Go through the listing below and list every line with "Update".

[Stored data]
============================================================

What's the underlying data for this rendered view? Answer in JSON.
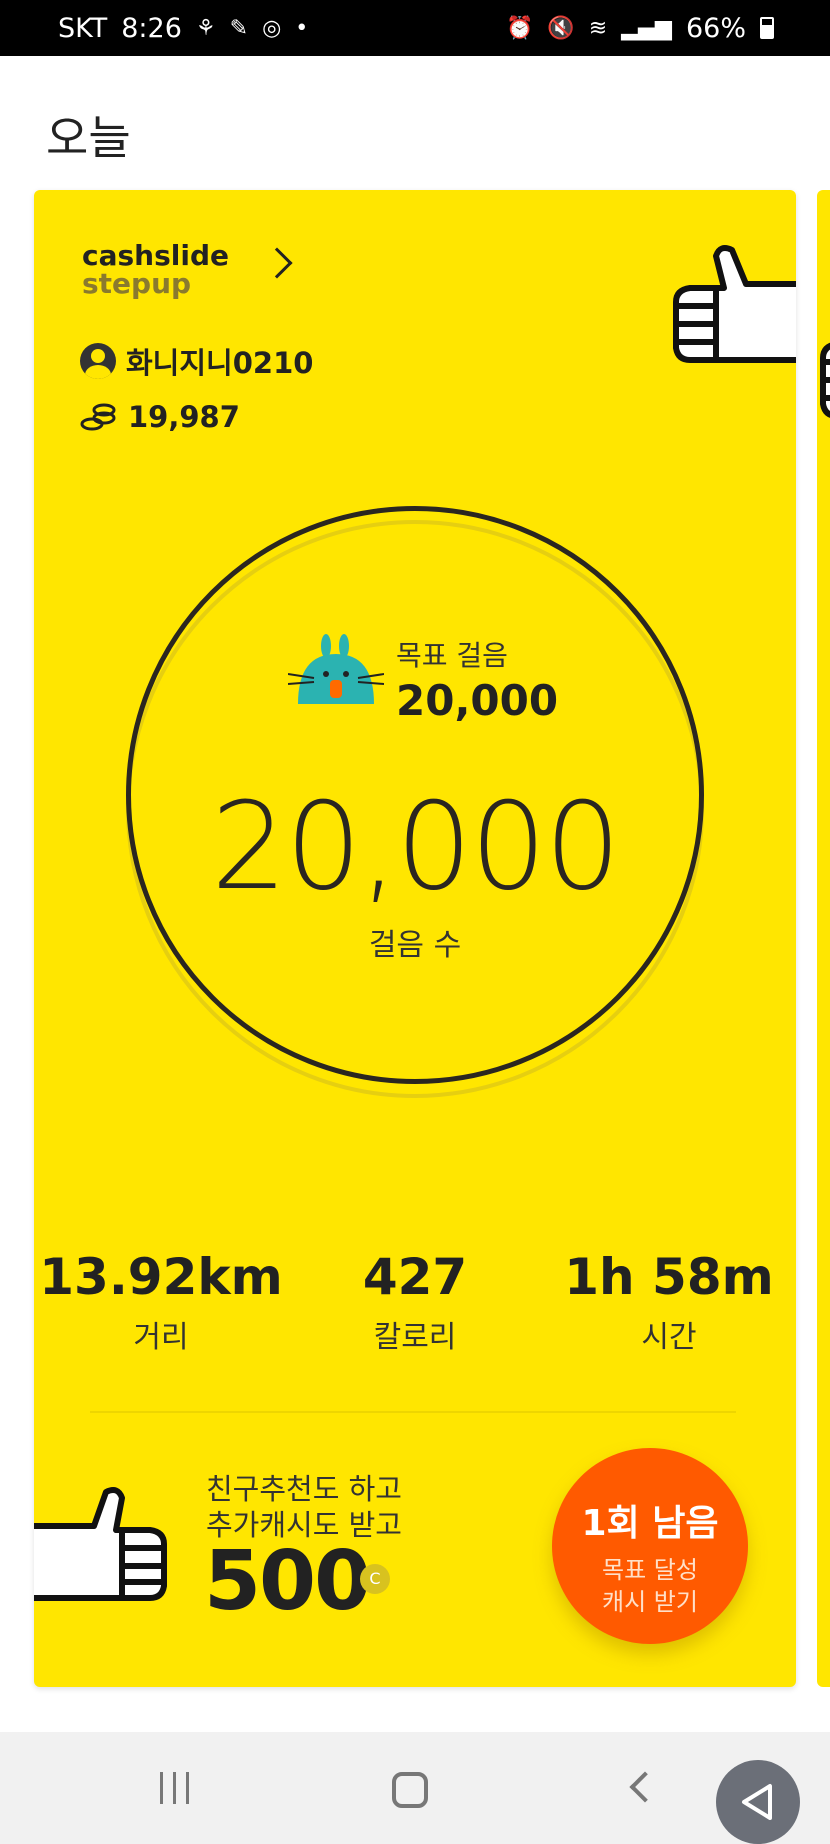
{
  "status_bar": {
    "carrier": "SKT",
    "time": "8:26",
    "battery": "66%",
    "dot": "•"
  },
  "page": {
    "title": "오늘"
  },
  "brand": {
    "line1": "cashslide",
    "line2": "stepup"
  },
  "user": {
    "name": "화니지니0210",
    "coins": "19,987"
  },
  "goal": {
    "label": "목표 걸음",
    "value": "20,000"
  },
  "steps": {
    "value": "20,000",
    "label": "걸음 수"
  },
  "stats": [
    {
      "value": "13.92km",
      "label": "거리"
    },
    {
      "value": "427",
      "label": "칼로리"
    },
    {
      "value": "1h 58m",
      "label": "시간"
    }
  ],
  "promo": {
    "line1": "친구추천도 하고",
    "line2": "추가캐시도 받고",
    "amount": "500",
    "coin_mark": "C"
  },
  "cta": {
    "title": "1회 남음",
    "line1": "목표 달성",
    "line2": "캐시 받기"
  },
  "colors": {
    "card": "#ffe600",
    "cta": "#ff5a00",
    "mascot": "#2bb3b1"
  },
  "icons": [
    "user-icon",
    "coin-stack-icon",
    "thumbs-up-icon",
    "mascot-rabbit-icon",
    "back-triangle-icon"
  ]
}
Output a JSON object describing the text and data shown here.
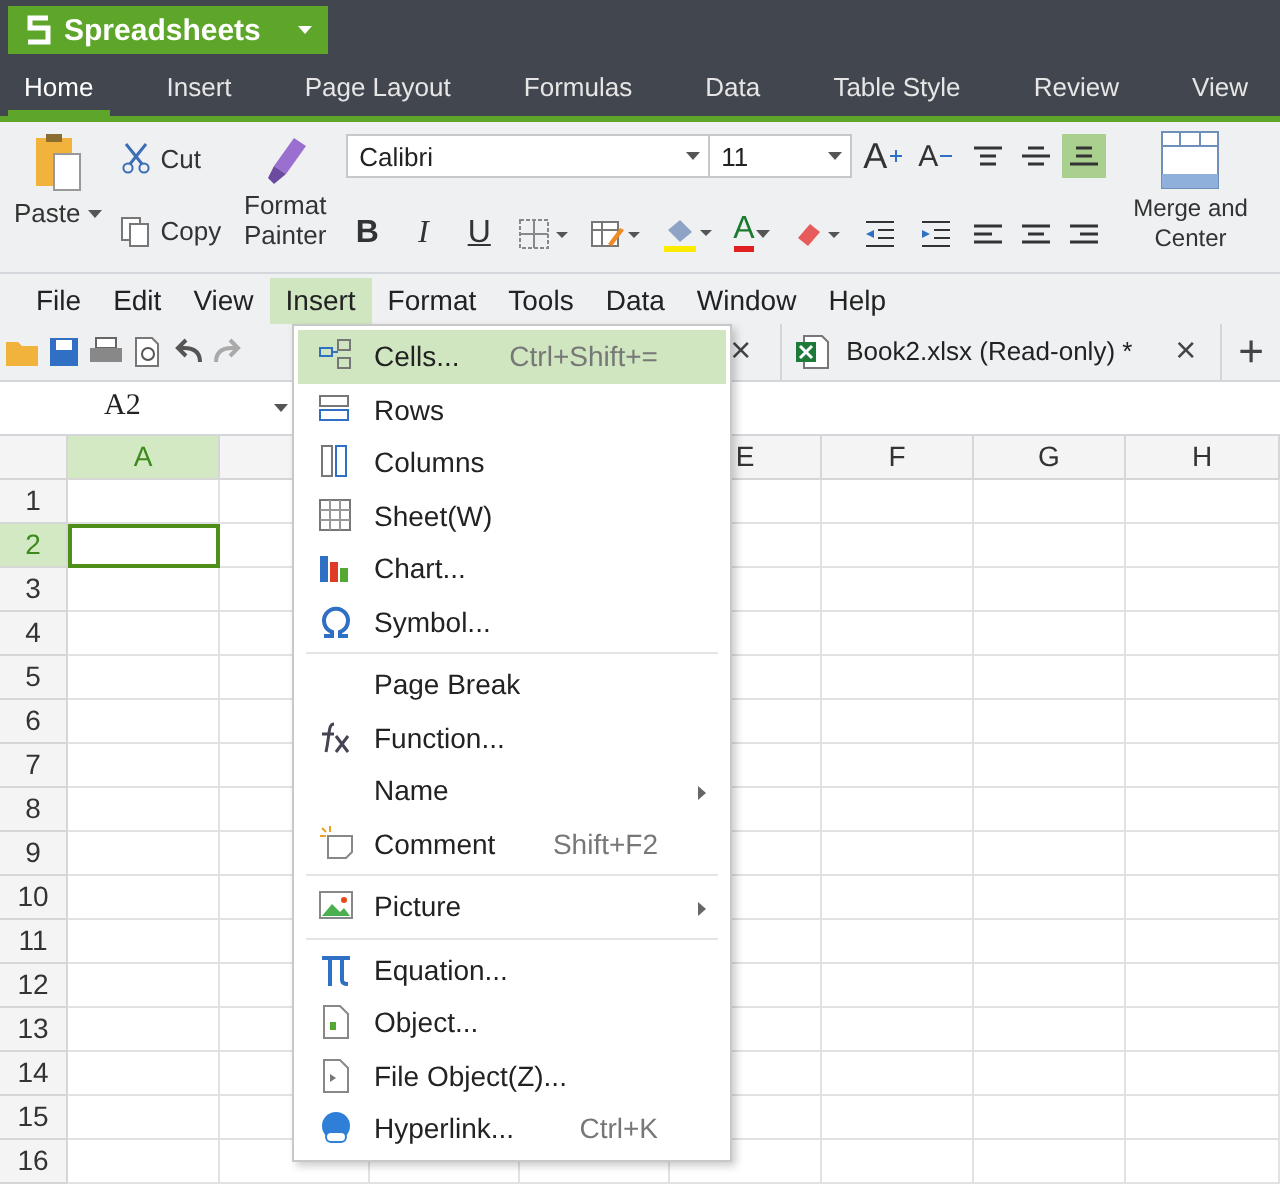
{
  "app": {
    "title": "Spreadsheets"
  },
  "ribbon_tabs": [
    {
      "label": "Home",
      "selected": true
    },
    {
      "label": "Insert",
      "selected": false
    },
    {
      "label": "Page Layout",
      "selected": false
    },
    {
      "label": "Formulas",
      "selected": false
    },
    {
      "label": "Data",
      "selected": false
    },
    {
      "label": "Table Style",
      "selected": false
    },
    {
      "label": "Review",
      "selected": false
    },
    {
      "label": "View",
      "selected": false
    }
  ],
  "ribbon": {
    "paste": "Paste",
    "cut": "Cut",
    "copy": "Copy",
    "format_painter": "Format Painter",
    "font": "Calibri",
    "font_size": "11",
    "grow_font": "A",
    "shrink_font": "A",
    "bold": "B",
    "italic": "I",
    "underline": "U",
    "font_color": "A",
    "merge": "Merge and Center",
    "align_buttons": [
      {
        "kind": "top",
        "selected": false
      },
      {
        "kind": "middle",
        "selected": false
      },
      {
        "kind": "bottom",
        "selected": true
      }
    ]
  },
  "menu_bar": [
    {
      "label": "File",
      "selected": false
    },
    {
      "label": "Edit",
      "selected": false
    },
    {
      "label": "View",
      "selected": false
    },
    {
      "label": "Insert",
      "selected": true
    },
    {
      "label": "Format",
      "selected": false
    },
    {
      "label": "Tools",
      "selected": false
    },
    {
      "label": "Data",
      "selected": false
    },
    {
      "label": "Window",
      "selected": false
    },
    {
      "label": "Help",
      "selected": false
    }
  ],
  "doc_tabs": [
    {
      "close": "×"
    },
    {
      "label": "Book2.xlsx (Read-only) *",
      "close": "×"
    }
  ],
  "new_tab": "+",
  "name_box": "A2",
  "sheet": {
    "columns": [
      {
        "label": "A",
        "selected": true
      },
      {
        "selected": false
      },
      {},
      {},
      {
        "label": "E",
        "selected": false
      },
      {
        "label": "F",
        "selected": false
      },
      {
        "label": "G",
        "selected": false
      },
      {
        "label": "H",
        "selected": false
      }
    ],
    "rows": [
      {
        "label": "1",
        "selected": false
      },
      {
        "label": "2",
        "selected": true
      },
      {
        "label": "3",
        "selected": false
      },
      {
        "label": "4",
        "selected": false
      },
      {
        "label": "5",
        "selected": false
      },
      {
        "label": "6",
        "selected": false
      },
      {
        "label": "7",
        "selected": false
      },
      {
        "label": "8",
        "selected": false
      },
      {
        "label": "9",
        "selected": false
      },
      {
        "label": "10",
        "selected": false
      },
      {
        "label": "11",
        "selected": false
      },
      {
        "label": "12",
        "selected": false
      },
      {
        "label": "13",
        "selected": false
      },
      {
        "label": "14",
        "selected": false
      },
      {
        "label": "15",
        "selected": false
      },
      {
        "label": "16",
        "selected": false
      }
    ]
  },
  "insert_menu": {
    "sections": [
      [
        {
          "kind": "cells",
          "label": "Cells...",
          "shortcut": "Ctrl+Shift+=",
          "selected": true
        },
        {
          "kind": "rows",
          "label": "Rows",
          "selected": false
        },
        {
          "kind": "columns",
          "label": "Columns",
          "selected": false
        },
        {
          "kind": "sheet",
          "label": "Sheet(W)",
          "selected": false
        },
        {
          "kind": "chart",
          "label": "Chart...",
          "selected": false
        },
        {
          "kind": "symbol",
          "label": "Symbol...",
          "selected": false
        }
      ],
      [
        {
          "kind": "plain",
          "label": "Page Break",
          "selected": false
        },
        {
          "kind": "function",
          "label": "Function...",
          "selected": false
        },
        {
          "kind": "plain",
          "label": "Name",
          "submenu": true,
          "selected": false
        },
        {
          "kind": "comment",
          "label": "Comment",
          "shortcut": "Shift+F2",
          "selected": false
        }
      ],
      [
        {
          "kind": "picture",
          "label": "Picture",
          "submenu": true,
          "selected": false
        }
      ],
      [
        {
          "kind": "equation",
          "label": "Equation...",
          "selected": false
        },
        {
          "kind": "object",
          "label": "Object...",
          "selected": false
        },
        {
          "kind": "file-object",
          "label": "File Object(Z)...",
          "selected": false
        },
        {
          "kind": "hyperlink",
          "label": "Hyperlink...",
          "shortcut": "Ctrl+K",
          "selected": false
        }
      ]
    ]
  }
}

============================================================

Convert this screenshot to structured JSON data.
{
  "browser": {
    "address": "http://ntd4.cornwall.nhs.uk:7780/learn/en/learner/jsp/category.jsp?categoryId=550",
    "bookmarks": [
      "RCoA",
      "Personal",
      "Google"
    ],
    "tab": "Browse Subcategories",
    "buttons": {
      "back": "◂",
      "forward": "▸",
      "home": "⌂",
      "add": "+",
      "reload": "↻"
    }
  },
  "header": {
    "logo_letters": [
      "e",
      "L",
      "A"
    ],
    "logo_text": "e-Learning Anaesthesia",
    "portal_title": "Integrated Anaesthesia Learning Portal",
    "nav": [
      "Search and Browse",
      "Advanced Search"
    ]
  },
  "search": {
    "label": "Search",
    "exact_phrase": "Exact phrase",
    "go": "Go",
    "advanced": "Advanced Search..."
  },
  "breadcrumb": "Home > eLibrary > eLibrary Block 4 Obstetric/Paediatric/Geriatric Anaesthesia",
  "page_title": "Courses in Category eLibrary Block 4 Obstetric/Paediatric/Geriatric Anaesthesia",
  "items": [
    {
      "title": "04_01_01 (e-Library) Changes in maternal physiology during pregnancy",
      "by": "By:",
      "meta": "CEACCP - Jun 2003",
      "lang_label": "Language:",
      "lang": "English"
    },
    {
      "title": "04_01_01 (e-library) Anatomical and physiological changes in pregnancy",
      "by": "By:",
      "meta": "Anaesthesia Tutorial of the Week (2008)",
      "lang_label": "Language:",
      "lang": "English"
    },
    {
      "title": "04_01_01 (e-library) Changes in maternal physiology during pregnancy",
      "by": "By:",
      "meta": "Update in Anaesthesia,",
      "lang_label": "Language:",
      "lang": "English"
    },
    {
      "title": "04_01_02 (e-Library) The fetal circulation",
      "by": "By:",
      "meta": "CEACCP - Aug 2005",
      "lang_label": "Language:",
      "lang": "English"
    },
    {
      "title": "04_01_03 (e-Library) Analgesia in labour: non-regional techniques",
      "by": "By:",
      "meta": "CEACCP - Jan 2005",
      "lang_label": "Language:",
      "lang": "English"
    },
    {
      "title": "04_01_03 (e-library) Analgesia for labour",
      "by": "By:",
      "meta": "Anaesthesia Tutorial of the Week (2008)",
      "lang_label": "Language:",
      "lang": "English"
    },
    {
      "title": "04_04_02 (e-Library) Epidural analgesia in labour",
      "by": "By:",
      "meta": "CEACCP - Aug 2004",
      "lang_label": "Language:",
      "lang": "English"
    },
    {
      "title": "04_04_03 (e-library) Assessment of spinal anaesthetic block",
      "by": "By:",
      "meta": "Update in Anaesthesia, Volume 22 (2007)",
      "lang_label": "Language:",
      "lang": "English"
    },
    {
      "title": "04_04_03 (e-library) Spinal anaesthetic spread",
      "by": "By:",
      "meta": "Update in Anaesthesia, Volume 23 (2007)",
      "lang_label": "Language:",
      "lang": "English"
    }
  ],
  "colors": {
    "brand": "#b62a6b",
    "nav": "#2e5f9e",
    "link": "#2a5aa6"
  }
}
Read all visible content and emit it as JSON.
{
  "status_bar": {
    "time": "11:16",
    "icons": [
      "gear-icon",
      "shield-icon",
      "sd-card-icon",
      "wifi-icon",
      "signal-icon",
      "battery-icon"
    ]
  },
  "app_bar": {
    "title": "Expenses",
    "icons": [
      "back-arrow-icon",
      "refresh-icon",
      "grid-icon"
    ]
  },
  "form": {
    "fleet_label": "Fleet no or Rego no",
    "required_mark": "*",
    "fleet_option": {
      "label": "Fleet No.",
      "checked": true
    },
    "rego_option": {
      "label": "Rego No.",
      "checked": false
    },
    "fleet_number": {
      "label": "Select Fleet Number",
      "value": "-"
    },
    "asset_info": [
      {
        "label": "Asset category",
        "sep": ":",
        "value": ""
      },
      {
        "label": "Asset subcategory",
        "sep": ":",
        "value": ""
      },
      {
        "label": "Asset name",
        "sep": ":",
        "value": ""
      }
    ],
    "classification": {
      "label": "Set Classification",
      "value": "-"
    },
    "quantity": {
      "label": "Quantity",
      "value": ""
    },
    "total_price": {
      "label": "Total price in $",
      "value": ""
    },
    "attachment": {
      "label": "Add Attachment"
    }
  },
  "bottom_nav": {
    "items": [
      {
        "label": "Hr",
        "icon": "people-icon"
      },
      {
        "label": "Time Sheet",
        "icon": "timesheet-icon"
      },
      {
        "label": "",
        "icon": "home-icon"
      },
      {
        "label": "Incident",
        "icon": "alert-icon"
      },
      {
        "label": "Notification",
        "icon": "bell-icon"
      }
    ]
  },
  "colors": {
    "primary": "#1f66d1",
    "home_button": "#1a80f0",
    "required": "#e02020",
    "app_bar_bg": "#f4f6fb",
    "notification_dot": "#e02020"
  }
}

============================================================

RESULT OF THIS TASK >>
      "meta": "Update in Anaesthesia,",
      "meta": "Update in Anaesthesia, Volume 22 (2007)",
      "meta": "Update in Anaesthesia, Volume 23 (2007)",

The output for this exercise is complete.